> [Exercise prompt]: Copy the records below exactly as they appear.

> [Material for the task]:
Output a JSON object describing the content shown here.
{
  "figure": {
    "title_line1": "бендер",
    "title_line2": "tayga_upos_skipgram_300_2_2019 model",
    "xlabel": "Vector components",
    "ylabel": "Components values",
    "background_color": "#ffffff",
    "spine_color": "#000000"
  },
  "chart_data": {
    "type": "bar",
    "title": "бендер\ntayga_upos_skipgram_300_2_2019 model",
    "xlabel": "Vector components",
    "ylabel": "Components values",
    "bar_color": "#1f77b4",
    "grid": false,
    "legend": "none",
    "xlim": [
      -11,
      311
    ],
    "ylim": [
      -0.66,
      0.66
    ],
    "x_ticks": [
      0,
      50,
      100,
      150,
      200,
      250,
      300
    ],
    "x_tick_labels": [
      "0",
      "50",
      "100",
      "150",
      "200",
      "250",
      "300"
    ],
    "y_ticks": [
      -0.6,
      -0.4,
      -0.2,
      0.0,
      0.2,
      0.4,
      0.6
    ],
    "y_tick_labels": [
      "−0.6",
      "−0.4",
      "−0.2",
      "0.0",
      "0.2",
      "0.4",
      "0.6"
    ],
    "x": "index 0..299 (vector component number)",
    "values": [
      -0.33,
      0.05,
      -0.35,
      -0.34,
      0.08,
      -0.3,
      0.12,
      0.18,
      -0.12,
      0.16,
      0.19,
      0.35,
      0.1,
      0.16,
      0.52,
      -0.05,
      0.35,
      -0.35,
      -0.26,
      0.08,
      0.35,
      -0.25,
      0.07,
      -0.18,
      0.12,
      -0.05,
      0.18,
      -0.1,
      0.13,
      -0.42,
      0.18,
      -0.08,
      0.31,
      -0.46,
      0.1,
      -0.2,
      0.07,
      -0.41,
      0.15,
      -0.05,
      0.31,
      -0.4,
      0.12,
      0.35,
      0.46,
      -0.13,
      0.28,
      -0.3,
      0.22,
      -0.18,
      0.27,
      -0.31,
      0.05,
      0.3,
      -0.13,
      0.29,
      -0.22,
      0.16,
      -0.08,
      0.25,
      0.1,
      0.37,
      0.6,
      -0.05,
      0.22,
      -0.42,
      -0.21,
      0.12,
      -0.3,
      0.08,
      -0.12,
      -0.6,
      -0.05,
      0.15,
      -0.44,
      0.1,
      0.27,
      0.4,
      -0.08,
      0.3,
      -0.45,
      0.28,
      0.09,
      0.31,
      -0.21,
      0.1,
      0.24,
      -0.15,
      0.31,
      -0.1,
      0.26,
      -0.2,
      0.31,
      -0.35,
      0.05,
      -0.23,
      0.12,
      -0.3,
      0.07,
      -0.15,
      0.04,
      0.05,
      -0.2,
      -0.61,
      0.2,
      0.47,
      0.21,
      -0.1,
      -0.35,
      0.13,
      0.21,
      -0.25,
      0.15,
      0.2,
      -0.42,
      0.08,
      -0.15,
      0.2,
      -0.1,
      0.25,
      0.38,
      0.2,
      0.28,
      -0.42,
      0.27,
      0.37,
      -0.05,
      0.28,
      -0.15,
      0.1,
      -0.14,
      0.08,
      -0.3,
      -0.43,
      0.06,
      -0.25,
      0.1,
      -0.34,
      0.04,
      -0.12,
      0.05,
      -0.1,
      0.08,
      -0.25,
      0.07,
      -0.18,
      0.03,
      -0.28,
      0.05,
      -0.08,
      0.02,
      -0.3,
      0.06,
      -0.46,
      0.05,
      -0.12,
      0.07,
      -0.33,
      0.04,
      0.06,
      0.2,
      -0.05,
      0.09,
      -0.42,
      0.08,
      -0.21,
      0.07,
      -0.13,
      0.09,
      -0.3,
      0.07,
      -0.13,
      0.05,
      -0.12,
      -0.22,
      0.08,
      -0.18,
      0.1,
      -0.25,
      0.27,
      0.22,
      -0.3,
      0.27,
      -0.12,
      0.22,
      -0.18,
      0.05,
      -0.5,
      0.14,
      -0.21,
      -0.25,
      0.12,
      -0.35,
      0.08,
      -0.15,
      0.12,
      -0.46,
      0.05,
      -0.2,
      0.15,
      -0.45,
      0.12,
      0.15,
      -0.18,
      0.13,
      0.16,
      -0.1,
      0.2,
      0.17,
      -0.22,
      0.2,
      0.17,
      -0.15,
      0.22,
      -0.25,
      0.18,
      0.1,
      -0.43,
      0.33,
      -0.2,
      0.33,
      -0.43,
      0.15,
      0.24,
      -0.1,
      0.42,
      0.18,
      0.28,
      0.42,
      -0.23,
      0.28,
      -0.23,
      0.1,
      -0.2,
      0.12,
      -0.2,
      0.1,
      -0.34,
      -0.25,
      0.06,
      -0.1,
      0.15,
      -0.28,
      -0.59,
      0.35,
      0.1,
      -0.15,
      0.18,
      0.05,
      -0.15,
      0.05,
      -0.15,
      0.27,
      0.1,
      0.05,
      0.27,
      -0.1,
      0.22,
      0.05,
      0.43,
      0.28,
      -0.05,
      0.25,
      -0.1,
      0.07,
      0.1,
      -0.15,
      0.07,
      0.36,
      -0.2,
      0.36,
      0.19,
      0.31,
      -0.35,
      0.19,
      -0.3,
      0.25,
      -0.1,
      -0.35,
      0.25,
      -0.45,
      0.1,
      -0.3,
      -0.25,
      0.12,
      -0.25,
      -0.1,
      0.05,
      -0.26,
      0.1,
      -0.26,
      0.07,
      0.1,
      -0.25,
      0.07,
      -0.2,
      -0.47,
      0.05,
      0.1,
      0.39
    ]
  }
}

> [Output of the task]:
Output a JSON object describing the content shown here.
{
  "figure": {
    "title_line1": "бендер",
    "title_line2": "tayga_upos_skipgram_300_2_2019 model",
    "xlabel": "Vector components",
    "ylabel": "Components values",
    "background_color": "#ffffff",
    "spine_color": "#000000"
  },
  "chart_data": {
    "type": "bar",
    "title": "бендер\ntayga_upos_skipgram_300_2_2019 model",
    "xlabel": "Vector components",
    "ylabel": "Components values",
    "bar_color": "#1f77b4",
    "grid": false,
    "legend": "none",
    "xlim": [
      -11,
      311
    ],
    "ylim": [
      -0.66,
      0.66
    ],
    "x_ticks": [
      0,
      50,
      100,
      150,
      200,
      250,
      300
    ],
    "x_tick_labels": [
      "0",
      "50",
      "100",
      "150",
      "200",
      "250",
      "300"
    ],
    "y_ticks": [
      -0.6,
      -0.4,
      -0.2,
      0.0,
      0.2,
      0.4,
      0.6
    ],
    "y_tick_labels": [
      "−0.6",
      "−0.4",
      "−0.2",
      "0.0",
      "0.2",
      "0.4",
      "0.6"
    ],
    "x": "index 0..299 (vector component number)",
    "values": [
      -0.33,
      0.05,
      -0.35,
      -0.34,
      0.08,
      -0.3,
      0.12,
      0.18,
      -0.12,
      0.16,
      0.19,
      0.35,
      0.1,
      0.16,
      0.52,
      -0.05,
      0.35,
      -0.35,
      -0.26,
      0.08,
      0.35,
      -0.25,
      0.07,
      -0.18,
      0.12,
      -0.05,
      0.18,
      -0.1,
      0.13,
      -0.42,
      0.18,
      -0.08,
      0.31,
      -0.46,
      0.1,
      -0.2,
      0.07,
      -0.41,
      0.15,
      -0.05,
      0.31,
      -0.4,
      0.12,
      0.35,
      0.46,
      -0.13,
      0.28,
      -0.3,
      0.22,
      -0.18,
      0.27,
      -0.31,
      0.05,
      0.3,
      -0.13,
      0.29,
      -0.22,
      0.16,
      -0.08,
      0.25,
      0.1,
      0.37,
      0.6,
      -0.05,
      0.22,
      -0.42,
      -0.21,
      0.12,
      -0.3,
      0.08,
      -0.12,
      -0.6,
      -0.05,
      0.15,
      -0.44,
      0.1,
      0.27,
      0.4,
      -0.08,
      0.3,
      -0.45,
      0.28,
      0.09,
      0.31,
      -0.21,
      0.1,
      0.24,
      -0.15,
      0.31,
      -0.1,
      0.26,
      -0.2,
      0.31,
      -0.35,
      0.05,
      -0.23,
      0.12,
      -0.3,
      0.07,
      -0.15,
      0.04,
      0.05,
      -0.2,
      -0.61,
      0.2,
      0.47,
      0.21,
      -0.1,
      -0.35,
      0.13,
      0.21,
      -0.25,
      0.15,
      0.2,
      -0.42,
      0.08,
      -0.15,
      0.2,
      -0.1,
      0.25,
      0.38,
      0.2,
      0.28,
      -0.42,
      0.27,
      0.37,
      -0.05,
      0.28,
      -0.15,
      0.1,
      -0.14,
      0.08,
      -0.3,
      -0.43,
      0.06,
      -0.25,
      0.1,
      -0.34,
      0.04,
      -0.12,
      0.05,
      -0.1,
      0.08,
      -0.25,
      0.07,
      -0.18,
      0.03,
      -0.28,
      0.05,
      -0.08,
      0.02,
      -0.3,
      0.06,
      -0.46,
      0.05,
      -0.12,
      0.07,
      -0.33,
      0.04,
      0.06,
      0.2,
      -0.05,
      0.09,
      -0.42,
      0.08,
      -0.21,
      0.07,
      -0.13,
      0.09,
      -0.3,
      0.07,
      -0.13,
      0.05,
      -0.12,
      -0.22,
      0.08,
      -0.18,
      0.1,
      -0.25,
      0.27,
      0.22,
      -0.3,
      0.27,
      -0.12,
      0.22,
      -0.18,
      0.05,
      -0.5,
      0.14,
      -0.21,
      -0.25,
      0.12,
      -0.35,
      0.08,
      -0.15,
      0.12,
      -0.46,
      0.05,
      -0.2,
      0.15,
      -0.45,
      0.12,
      0.15,
      -0.18,
      0.13,
      0.16,
      -0.1,
      0.2,
      0.17,
      -0.22,
      0.2,
      0.17,
      -0.15,
      0.22,
      -0.25,
      0.18,
      0.1,
      -0.43,
      0.33,
      -0.2,
      0.33,
      -0.43,
      0.15,
      0.24,
      -0.1,
      0.42,
      0.18,
      0.28,
      0.42,
      -0.23,
      0.28,
      -0.23,
      0.1,
      -0.2,
      0.12,
      -0.2,
      0.1,
      -0.34,
      -0.25,
      0.06,
      -0.1,
      0.15,
      -0.28,
      -0.59,
      0.35,
      0.1,
      -0.15,
      0.18,
      0.05,
      -0.15,
      0.05,
      -0.15,
      0.27,
      0.1,
      0.05,
      0.27,
      -0.1,
      0.22,
      0.05,
      0.43,
      0.28,
      -0.05,
      0.25,
      -0.1,
      0.07,
      0.1,
      -0.15,
      0.07,
      0.36,
      -0.2,
      0.36,
      0.19,
      0.31,
      -0.35,
      0.19,
      -0.3,
      0.25,
      -0.1,
      -0.35,
      0.25,
      -0.45,
      0.1,
      -0.3,
      -0.25,
      0.12,
      -0.25,
      -0.1,
      0.05,
      -0.26,
      0.1,
      -0.26,
      0.07,
      0.1,
      -0.25,
      0.07,
      -0.2,
      -0.47,
      0.05,
      0.1,
      0.39
    ]
  }
}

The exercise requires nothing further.